INSTRUCTION 1:
Copy the records verbatim, everything from the very first line of the records down to the line containing "candle-body xyxy=(56,277,60,285)", with both ends included.

[START SOURCE DOCUMENT]

Federal officers surrounded the one-story home before dawn, knocked a large hole in the garage door and burst inside, witnesses said. Neighbors said they later heard numerous shots.

One person was arrested at the home, said Clark Settles, special agent in charge of Immigration and Customs Enforcement's homeland security investigations. The man fired an assault rifle at officers and wounded them in a "barrage of gunfire," he said.

Authorities would not say whether the gunman was wounded, nor would they identify him. But one of those arrested Thursday, Victor Flores, 20, lives on McNeil Avenue, public records show. Flores is one of four men accused of murder for the 2010 triple killing.
Suspected Norteņos

Most of the 19 people indicted were members of the 500 Block and C Street Norteņo gang factions based in South San Francisco, federal prosecutors said.

The city "was ground zero for the 500 Block, C Street violence," U.S. Attorney Melinda Haag said in a news conference at South San Francisco City Hall.

Four of the arrestees could face the death penalty if convicted, and 12 others could face life in prison, prosecutors said.

The killings that led to the indictments happened Dec. 22, 2010, at the corner of Linden Avenue and an alley called Eighth Lane in South San Francisco.

[END SOURCE DOCUMENT]
[START RECORDS TO PROCESS]

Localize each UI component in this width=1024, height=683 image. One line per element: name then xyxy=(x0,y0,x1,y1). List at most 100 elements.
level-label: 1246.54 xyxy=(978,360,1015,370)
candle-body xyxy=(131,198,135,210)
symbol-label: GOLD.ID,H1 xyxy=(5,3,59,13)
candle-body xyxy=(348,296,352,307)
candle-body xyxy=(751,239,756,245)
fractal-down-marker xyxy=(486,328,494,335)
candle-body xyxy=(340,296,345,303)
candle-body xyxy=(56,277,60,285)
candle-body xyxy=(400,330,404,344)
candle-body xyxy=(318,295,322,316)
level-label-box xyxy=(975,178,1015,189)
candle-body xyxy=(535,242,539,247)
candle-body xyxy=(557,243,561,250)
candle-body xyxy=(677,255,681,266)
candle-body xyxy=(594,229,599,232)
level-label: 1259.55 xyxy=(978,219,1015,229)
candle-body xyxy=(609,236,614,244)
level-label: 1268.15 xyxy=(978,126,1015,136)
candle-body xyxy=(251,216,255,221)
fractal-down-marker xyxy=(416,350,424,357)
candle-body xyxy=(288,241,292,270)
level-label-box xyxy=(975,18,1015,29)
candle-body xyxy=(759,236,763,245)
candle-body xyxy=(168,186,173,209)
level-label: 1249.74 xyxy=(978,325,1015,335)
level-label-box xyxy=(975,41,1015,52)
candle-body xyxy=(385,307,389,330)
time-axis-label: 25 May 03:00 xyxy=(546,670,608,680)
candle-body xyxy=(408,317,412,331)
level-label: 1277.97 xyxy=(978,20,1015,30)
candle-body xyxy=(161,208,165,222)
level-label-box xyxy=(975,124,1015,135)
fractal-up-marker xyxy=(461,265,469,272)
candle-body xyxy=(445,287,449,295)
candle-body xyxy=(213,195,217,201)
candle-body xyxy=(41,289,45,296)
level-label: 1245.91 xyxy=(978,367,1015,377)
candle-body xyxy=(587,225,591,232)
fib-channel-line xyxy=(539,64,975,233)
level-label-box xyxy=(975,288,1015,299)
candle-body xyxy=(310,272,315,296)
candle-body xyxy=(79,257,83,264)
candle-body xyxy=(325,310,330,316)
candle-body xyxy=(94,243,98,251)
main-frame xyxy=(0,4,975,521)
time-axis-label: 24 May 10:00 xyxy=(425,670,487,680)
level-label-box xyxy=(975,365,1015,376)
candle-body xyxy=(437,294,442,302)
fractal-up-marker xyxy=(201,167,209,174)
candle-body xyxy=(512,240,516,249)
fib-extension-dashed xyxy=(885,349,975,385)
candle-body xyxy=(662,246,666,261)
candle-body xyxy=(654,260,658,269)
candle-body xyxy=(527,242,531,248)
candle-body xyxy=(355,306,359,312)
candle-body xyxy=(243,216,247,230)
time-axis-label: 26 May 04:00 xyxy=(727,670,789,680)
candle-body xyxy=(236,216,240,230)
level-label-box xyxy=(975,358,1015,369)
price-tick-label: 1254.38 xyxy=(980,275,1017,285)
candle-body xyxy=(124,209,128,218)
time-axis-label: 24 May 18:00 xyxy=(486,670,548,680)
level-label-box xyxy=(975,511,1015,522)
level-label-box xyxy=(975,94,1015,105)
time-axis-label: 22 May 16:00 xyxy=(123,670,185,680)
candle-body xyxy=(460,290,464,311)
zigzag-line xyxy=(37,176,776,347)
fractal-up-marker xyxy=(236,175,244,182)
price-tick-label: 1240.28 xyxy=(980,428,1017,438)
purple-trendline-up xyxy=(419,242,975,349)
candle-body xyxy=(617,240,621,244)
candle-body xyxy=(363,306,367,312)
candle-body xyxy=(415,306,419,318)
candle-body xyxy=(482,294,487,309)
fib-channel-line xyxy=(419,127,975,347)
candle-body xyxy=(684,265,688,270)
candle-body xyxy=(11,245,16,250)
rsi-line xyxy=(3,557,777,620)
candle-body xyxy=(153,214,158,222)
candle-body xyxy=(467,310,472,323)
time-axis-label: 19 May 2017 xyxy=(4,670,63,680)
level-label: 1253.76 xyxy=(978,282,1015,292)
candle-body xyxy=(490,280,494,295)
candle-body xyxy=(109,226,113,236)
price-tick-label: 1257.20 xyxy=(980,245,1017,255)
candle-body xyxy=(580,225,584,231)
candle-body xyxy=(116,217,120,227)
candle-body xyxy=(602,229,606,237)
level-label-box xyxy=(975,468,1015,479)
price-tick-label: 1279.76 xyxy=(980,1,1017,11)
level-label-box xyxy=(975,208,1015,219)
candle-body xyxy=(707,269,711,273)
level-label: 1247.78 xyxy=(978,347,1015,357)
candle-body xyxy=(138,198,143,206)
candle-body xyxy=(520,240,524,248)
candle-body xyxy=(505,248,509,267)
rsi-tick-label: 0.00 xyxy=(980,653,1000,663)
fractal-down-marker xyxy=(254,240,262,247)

[END RECORDS TO PROCESS]

INSTRUCTION 2:
According to the news report, on what date did the killings that led to the indictments take place?

EXERCISE RESULT 1:
Localize each UI component in this width=1024, height=683 image. One line per element: name then xyxy=(x0,y0,x1,y1). List at most 100 elements.
level-label: 1246.54 xyxy=(978,360,1015,370)
candle-body xyxy=(131,198,135,210)
symbol-label: GOLD.ID,H1 xyxy=(5,3,59,13)
candle-body xyxy=(348,296,352,307)
candle-body xyxy=(751,239,756,245)
fractal-down-marker xyxy=(486,328,494,335)
candle-body xyxy=(340,296,345,303)
candle-body xyxy=(56,277,60,285)

EXERCISE RESULT 2:
December 22, 2010.